**PROBLEM DETAILS**
The records should be written out in full, with nothing altered.

Start MATERIAL FOR THIS TASK

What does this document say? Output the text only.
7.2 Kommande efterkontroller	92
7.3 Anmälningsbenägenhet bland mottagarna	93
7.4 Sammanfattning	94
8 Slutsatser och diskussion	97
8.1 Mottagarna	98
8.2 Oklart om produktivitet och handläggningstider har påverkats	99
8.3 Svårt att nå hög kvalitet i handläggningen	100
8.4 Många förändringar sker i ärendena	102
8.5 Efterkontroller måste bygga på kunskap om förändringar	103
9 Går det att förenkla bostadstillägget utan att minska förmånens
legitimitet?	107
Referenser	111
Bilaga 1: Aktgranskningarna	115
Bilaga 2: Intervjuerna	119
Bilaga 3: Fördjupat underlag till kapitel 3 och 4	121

End MATERIAL FOR THIS TASK

**FULL SOLUTION**
What does this document say? Output the text only.
7.2 Kommande efterkontroller	92
7.3 Anmälningsbenägenhet bland mottagarna	93
7.4 Sammanfattning	94
8 Slutsatser och diskussion	97
8.1 Mottagarna	98
8.2 Oklart om produktivitet och handläggningstider har påverkats	99
8.3 Svårt att nå hög kvalitet i handläggningen	100
8.4 Många förändringar sker i ärendena	102
8.5 Efterkontroller måste bygga på kunskap om förändringar	103
9 Går det att förenkla bostadstillägget utan att minska förmånens
legitimitet?	107
Referenser	111
Bilaga 1: Aktgranskningarna	115
Bilaga 2: Intervjuerna	119
Bilaga 3: Fördjupat underlag till kapitel 3 och 4	121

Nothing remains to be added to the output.